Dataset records
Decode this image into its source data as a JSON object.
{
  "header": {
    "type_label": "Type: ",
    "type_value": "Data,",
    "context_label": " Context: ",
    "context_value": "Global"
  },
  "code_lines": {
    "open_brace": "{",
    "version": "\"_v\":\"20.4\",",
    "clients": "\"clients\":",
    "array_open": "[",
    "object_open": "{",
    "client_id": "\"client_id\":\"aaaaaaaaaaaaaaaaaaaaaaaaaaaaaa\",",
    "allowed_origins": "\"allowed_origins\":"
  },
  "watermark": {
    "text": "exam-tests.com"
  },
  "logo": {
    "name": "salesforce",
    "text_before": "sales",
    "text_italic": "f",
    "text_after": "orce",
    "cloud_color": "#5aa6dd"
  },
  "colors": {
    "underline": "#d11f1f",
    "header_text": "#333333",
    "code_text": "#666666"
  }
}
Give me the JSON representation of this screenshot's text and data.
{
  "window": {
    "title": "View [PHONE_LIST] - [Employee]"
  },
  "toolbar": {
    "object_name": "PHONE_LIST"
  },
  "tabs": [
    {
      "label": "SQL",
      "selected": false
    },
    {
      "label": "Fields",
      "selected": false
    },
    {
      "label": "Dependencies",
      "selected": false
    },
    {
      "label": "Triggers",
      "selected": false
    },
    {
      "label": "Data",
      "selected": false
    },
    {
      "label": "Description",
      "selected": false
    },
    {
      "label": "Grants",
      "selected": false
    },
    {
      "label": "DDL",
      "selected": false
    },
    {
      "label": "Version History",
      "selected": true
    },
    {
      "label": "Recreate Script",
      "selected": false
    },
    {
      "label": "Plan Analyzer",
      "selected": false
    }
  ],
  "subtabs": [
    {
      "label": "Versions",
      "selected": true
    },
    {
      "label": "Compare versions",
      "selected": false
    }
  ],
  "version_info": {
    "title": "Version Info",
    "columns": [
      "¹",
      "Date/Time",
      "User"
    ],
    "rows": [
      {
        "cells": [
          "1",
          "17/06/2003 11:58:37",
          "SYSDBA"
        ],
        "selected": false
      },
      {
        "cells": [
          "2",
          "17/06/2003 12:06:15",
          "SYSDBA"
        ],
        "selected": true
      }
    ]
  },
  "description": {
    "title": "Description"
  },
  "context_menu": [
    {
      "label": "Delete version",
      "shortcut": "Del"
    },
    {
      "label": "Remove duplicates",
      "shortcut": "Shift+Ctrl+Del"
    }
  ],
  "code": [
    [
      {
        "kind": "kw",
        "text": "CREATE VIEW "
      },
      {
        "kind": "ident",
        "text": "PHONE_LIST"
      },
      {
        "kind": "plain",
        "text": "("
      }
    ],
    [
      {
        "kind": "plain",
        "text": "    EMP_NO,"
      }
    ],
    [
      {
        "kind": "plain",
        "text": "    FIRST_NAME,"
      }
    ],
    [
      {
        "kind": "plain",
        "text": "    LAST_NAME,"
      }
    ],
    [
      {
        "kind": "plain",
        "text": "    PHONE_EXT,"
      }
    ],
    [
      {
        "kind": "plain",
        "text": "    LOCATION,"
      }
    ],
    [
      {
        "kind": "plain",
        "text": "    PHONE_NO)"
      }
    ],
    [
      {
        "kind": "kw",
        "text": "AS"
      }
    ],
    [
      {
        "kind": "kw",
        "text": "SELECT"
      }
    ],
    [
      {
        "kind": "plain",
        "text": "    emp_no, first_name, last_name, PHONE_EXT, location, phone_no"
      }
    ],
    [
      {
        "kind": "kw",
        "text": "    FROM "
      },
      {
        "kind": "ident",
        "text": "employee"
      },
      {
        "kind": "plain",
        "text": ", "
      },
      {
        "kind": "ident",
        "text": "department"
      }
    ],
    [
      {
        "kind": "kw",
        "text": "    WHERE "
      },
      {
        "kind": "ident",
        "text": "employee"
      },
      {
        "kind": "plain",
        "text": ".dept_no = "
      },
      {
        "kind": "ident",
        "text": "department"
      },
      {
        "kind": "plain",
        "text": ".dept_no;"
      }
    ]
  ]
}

- **Written exercise**: Repeat every entry word for word.

- **Solution**:
Decode this image into its source data as a JSON object.
{
  "header": {
    "type_label": "Type: ",
    "type_value": "Data,",
    "context_label": " Context: ",
    "context_value": "Global"
  },
  "code_lines": {
    "open_brace": "{",
    "version": "\"_v\":\"20.4\",",
    "clients": "\"clients\":",
    "array_open": "[",
    "object_open": "{",
    "client_id": "\"client_id\":\"aaaaaaaaaaaaaaaaaaaaaaaaaaaaaa\",",
    "allowed_origins": "\"allowed_origins\":"
  },
  "watermark": {
    "text": "exam-tests.com"
  },
  "logo": {
    "name": "salesforce",
    "text_before": "sales",
    "text_italic": "f",
    "text_after": "orce",
    "cloud_color": "#5aa6dd"
  },
  "colors": {
    "underline": "#d11f1f",
    "header_text": "#333333",
    "code_text": "#666666"
  }
}
Give me the JSON representation of this screenshot's text and data.
{
  "window": {
    "title": "View [PHONE_LIST] - [Employee]"
  },
  "toolbar": {
    "object_name": "PHONE_LIST"
  },
  "tabs": [
    {
      "label": "SQL",
      "selected": false
    },
    {
      "label": "Fields",
      "selected": false
    },
    {
      "label": "Dependencies",
      "selected": false
    },
    {
      "label": "Triggers",
      "selected": false
    },
    {
      "label": "Data",
      "selected": false
    },
    {
      "label": "Description",
      "selected": false
    },
    {
      "label": "Grants",
      "selected": false
    },
    {
      "label": "DDL",
      "selected": false
    },
    {
      "label": "Version History",
      "selected": true
    },
    {
      "label": "Recreate Script",
      "selected": false
    },
    {
      "label": "Plan Analyzer",
      "selected": false
    }
  ],
  "subtabs": [
    {
      "label": "Versions",
      "selected": true
    },
    {
      "label": "Compare versions",
      "selected": false
    }
  ],
  "version_info": {
    "title": "Version Info",
    "columns": [
      "¹",
      "Date/Time",
      "User"
    ],
    "rows": [
      {
        "cells": [
          "1",
          "17/06/2003 11:58:37",
          "SYSDBA"
        ],
        "selected": false
      },
      {
        "cells": [
          "2",
          "17/06/2003 12:06:15",
          "SYSDBA"
        ],
        "selected": true
      }
    ]
  },
  "description": {
    "title": "Description"
  },
  "context_menu": [
    {
      "label": "Delete version",
      "shortcut": "Del"
    },
    {
      "label": "Remove duplicates",
      "shortcut": "Shift+Ctrl+Del"
    }
  ],
  "code": [
    [
      {
        "kind": "kw",
        "text": "CREATE VIEW "
      },
      {
        "kind": "ident",
        "text": "PHONE_LIST"
      },
      {
        "kind": "plain",
        "text": "("
      }
    ],
    [
      {
        "kind": "plain",
        "text": "    EMP_NO,"
      }
    ],
    [
      {
        "kind": "plain",
        "text": "    FIRST_NAME,"
      }
    ],
    [
      {
        "kind": "plain",
        "text": "    LAST_NAME,"
      }
    ],
    [
      {
        "kind": "plain",
        "text": "    PHONE_EXT,"
      }
    ],
    [
      {
        "kind": "plain",
        "text": "    LOCATION,"
      }
    ],
    [
      {
        "kind": "plain",
        "text": "    PHONE_NO)"
      }
    ],
    [
      {
        "kind": "kw",
        "text": "AS"
      }
    ],
    [
      {
        "kind": "kw",
        "text": "SELECT"
      }
    ],
    [
      {
        "kind": "plain",
        "text": "    emp_no, first_name, last_name, PHONE_EXT, location, phone_no"
      }
    ],
    [
      {
        "kind": "kw",
        "text": "    FROM "
      },
      {
        "kind": "ident",
        "text": "employee"
      },
      {
        "kind": "plain",
        "text": ", "
      },
      {
        "kind": "ident",
        "text": "department"
      }
    ],
    [
      {
        "kind": "kw",
        "text": "    WHERE "
      },
      {
        "kind": "ident",
        "text": "employee"
      },
      {
        "kind": "plain",
        "text": ".dept_no = "
      },
      {
        "kind": "ident",
        "text": "department"
      },
      {
        "kind": "plain",
        "text": ".dept_no;"
      }
    ]
  ]
}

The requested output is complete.